*WHAT IS ASKED*
Seek out every line containing the word "Discover", and copy each.

--- GIVEN DATA ---

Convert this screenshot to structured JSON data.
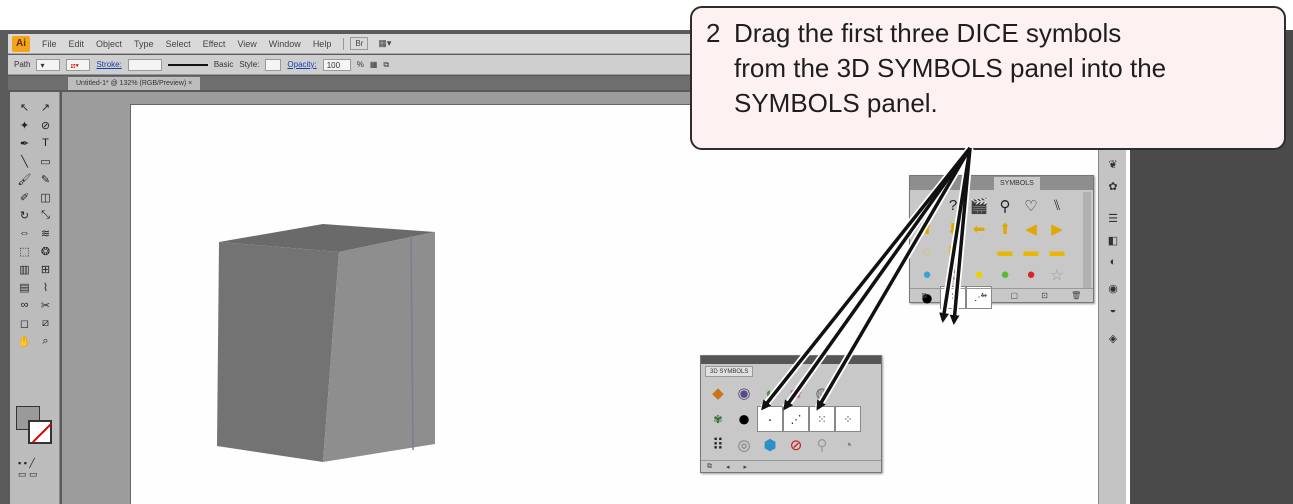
{
  "app": {
    "logo_text": "Ai"
  },
  "menu": {
    "items": [
      "File",
      "Edit",
      "Object",
      "Type",
      "Select",
      "Effect",
      "View",
      "Window",
      "Help"
    ],
    "badge": "Br"
  },
  "control_bar": {
    "path_label": "Path",
    "stroke_label": "Stroke:",
    "brush_label": "Basic",
    "style_label": "Style:",
    "opacity_label": "Opacity:",
    "opacity_value": "100",
    "opacity_unit": "%"
  },
  "document_tab": {
    "title": "Untitled-1* @ 132% (RGB/Preview)",
    "close": "×"
  },
  "tools_icons": [
    "selection-icon",
    "direct-selection-icon",
    "magic-wand-icon",
    "lasso-icon",
    "pen-icon",
    "type-icon",
    "line-icon",
    "rectangle-icon",
    "paintbrush-icon",
    "pencil-icon",
    "blob-brush-icon",
    "eraser-icon",
    "rotate-icon",
    "scale-icon",
    "width-icon",
    "warp-icon",
    "free-transform-icon",
    "symbol-sprayer-icon",
    "graph-icon",
    "mesh-icon",
    "gradient-icon",
    "eyedropper-icon",
    "blend-icon",
    "scissors-icon",
    "artboard-icon",
    "slice-icon",
    "hand-icon",
    "zoom-icon"
  ],
  "symbols_panel": {
    "tab_label": "SYMBOLS",
    "footer_icons": [
      "library-icon",
      "place-icon",
      "break-link-icon",
      "options-icon",
      "new-symbol-icon",
      "delete-icon"
    ]
  },
  "sym3d_panel": {
    "tab_label": "3D SYMBOLS"
  },
  "callout": {
    "number": "2",
    "text": "Drag the first three DICE symbols\nfrom the 3D SYMBOLS panel into the\nSYMBOLS panel."
  },
  "colors": {
    "callout_bg": "#fdf2f1",
    "fill": "#9a9a9a",
    "stroke_none": "#dd0000"
  }
}
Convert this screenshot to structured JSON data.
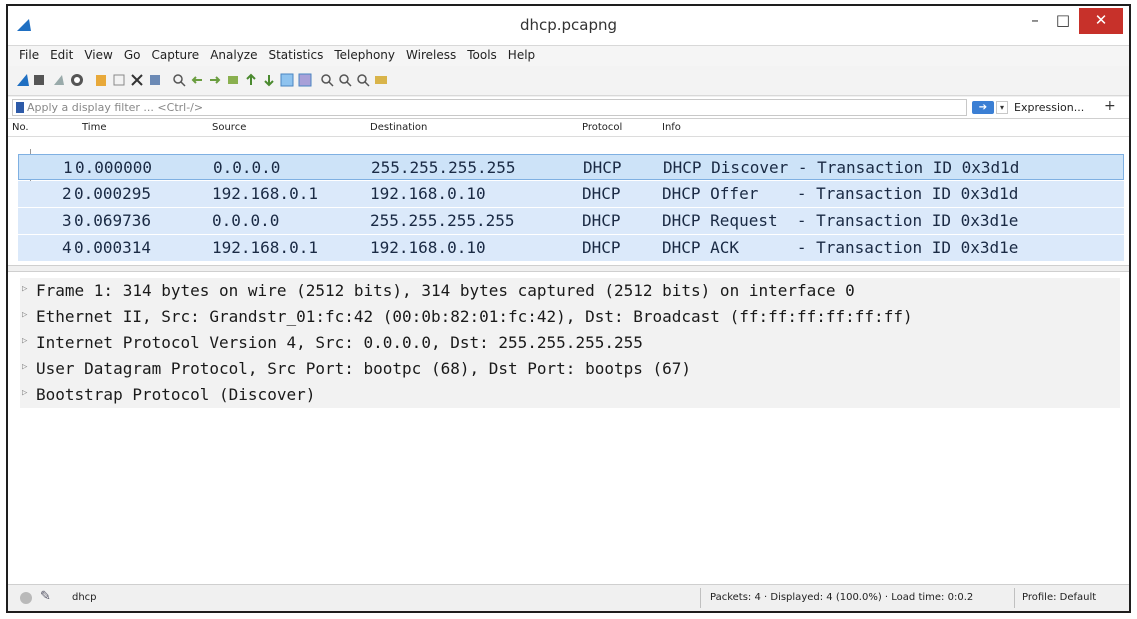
{
  "window": {
    "title": "dhcp.pcapng",
    "minimize": "–",
    "maximize": "□",
    "close": "✕"
  },
  "menu": [
    "File",
    "Edit",
    "View",
    "Go",
    "Capture",
    "Analyze",
    "Statistics",
    "Telephony",
    "Wireless",
    "Tools",
    "Help"
  ],
  "filter": {
    "placeholder": "Apply a display filter ... <Ctrl-/>",
    "apply_icon": "arrow-right-icon",
    "expression_label": "Expression...",
    "add_label": "+"
  },
  "packet_list": {
    "columns": [
      "No.",
      "Time",
      "Source",
      "Destination",
      "Protocol",
      "Info"
    ],
    "rows": [
      {
        "no": "1",
        "time": "0.000000",
        "source": "0.0.0.0",
        "destination": "255.255.255.255",
        "protocol": "DHCP",
        "info": "DHCP Discover - Transaction ID 0x3d1d"
      },
      {
        "no": "2",
        "time": "0.000295",
        "source": "192.168.0.1",
        "destination": "192.168.0.10",
        "protocol": "DHCP",
        "info": "DHCP Offer    - Transaction ID 0x3d1d"
      },
      {
        "no": "3",
        "time": "0.069736",
        "source": "0.0.0.0",
        "destination": "255.255.255.255",
        "protocol": "DHCP",
        "info": "DHCP Request  - Transaction ID 0x3d1e"
      },
      {
        "no": "4",
        "time": "0.000314",
        "source": "192.168.0.1",
        "destination": "192.168.0.10",
        "protocol": "DHCP",
        "info": "DHCP ACK      - Transaction ID 0x3d1e"
      }
    ]
  },
  "details": [
    "Frame 1: 314 bytes on wire (2512 bits), 314 bytes captured (2512 bits) on interface 0",
    "Ethernet II, Src: Grandstr_01:fc:42 (00:0b:82:01:fc:42), Dst: Broadcast (ff:ff:ff:ff:ff:ff)",
    "Internet Protocol Version 4, Src: 0.0.0.0, Dst: 255.255.255.255",
    "User Datagram Protocol, Src Port: bootpc (68), Dst Port: bootps (67)",
    "Bootstrap Protocol (Discover)"
  ],
  "status": {
    "profile_text": "dhcp",
    "packets_text": "Packets: 4 · Displayed: 4 (100.0%) · Load time: 0:0.2",
    "profile_label": "Profile: Default"
  },
  "colors": {
    "row_bg": "#dbe9fa",
    "close_btn": "#c7312a",
    "accent": "#3b7fd4"
  }
}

---

*SOLVED PROBLEM*
        "info": "DHCP Discover - Transaction ID 0x3d1d"
    "Bootstrap Protocol (Discover)"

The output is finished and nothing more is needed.